Among the lines listed below, count those that include the string "voice", and state only the count.

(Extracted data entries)
* BEGIN *

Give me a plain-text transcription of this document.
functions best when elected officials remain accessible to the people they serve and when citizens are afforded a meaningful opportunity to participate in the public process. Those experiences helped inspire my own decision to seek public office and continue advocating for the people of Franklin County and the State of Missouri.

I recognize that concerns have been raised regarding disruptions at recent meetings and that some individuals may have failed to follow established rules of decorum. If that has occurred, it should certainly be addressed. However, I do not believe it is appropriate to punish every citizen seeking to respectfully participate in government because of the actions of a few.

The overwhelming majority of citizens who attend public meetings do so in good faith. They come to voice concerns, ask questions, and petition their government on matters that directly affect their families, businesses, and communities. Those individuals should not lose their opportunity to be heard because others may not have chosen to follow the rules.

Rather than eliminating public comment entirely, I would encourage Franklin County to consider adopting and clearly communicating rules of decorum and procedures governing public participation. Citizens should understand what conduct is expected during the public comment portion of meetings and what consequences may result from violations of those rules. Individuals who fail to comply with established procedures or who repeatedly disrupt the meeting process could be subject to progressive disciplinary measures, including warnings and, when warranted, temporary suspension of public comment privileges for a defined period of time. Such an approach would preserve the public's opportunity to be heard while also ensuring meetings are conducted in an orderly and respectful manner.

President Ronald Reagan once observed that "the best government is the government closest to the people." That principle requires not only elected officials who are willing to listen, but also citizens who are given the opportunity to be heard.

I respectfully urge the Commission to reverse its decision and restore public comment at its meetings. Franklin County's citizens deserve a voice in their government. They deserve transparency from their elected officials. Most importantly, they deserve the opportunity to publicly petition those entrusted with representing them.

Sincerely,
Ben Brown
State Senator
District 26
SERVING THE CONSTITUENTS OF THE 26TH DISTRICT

* END *

The reply:
2